Here are some records; quote them exactly, leaving out the pictures.
((
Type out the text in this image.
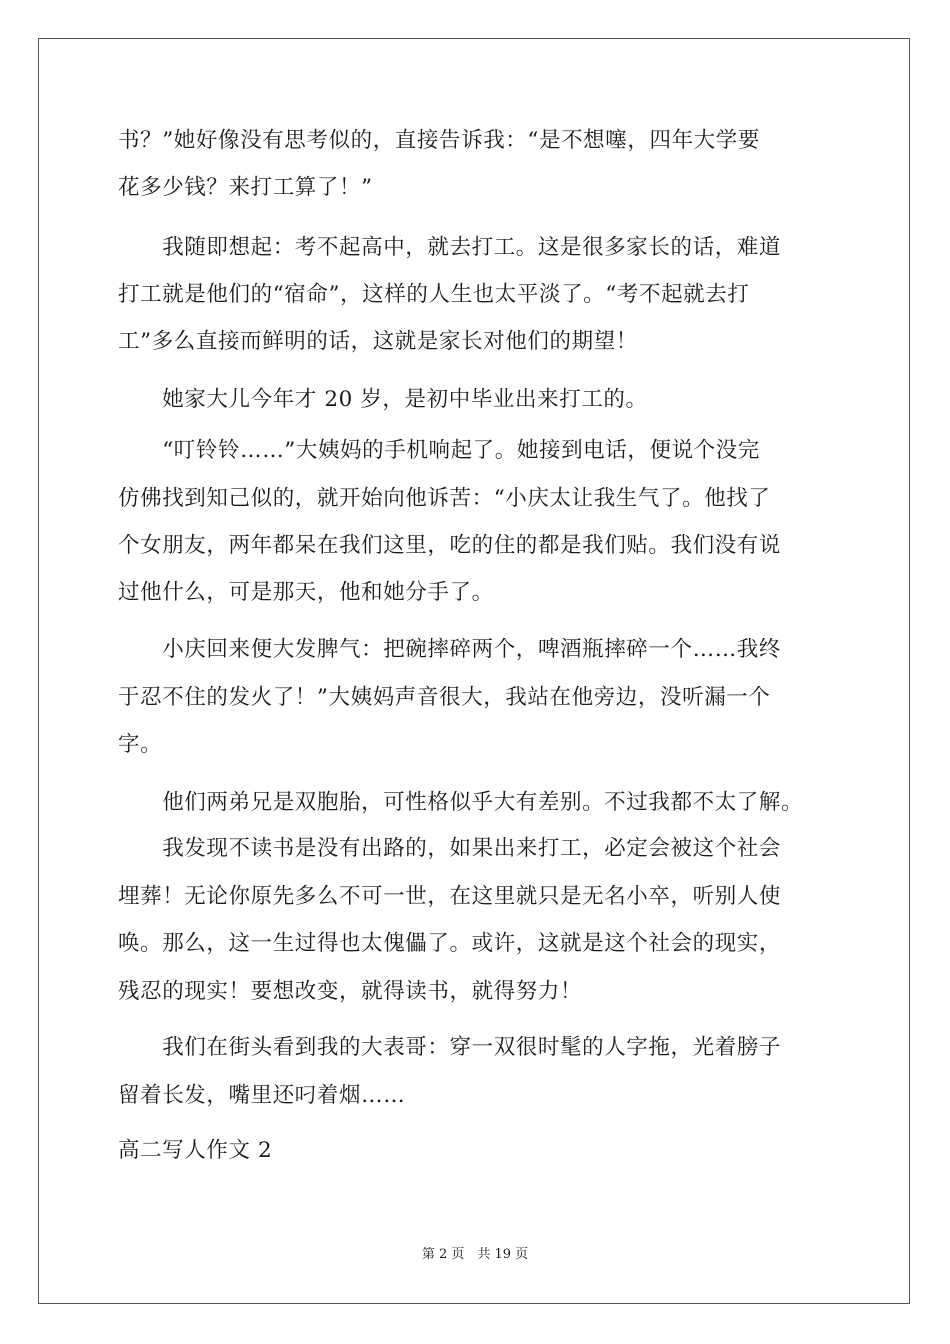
书？”她好像没有思考似的，直接告诉我：“是不想噻，四年大学要
花多少钱？来打工算了！”
　　我随即想起：考不起高中，就去打工。这是很多家长的话，难道
打工就是他们的“宿命”，这样的人生也太平淡了。“考不起就去打
工”多么直接而鲜明的话，这就是家长对他们的期望！
　　她家大儿今年才 20 岁，是初中毕业出来打工的。
　　“叮铃铃……”大姨妈的手机响起了。她接到电话，便说个没完
仿佛找到知己似的，就开始向他诉苦：“小庆太让我生气了。他找了
个女朋友，两年都呆在我们这里，吃的住的都是我们贴。我们没有说
过他什么，可是那天，他和她分手了。
　　小庆回来便大发脾气：把碗摔碎两个，啤酒瓶摔碎一个……我终
于忍不住的发火了！”大姨妈声音很大，我站在他旁边，没听漏一个
字。
　　他们两弟兄是双胞胎，可性格似乎大有差别。不过我都不太了解。
　　我发现不读书是没有出路的，如果出来打工，必定会被这个社会
埋葬！无论你原先多么不可一世，在这里就只是无名小卒，听别人使
唤。那么，这一生过得也太傀儡了。或许，这就是这个社会的现实，
残忍的现实！要想改变，就得读书，就得努力！
　　我们在街头看到我的大表哥：穿一双很时髦的人字拖，光着膀子
留着长发，嘴里还叼着烟……
高二写人作文 2
第 2 页　共 19 页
))
» **TASK OUTPUT**:
Type out the text in this image.
书？”她好像没有思考似的，直接告诉我：“是不想噻，四年大学要
花多少钱？来打工算了！”
　　我随即想起：考不起高中，就去打工。这是很多家长的话，难道
打工就是他们的“宿命”，这样的人生也太平淡了。“考不起就去打
工”多么直接而鲜明的话，这就是家长对他们的期望！
　　她家大儿今年才 20 岁，是初中毕业出来打工的。
　　“叮铃铃……”大姨妈的手机响起了。她接到电话，便说个没完
仿佛找到知己似的，就开始向他诉苦：“小庆太让我生气了。他找了
个女朋友，两年都呆在我们这里，吃的住的都是我们贴。我们没有说
过他什么，可是那天，他和她分手了。
　　小庆回来便大发脾气：把碗摔碎两个，啤酒瓶摔碎一个……我终
于忍不住的发火了！”大姨妈声音很大，我站在他旁边，没听漏一个
字。
　　他们两弟兄是双胞胎，可性格似乎大有差别。不过我都不太了解。
　　我发现不读书是没有出路的，如果出来打工，必定会被这个社会
埋葬！无论你原先多么不可一世，在这里就只是无名小卒，听别人使
唤。那么，这一生过得也太傀儡了。或许，这就是这个社会的现实，
残忍的现实！要想改变，就得读书，就得努力！
　　我们在街头看到我的大表哥：穿一双很时髦的人字拖，光着膀子
留着长发，嘴里还叼着烟……
高二写人作文 2
第 2 页　共 19 页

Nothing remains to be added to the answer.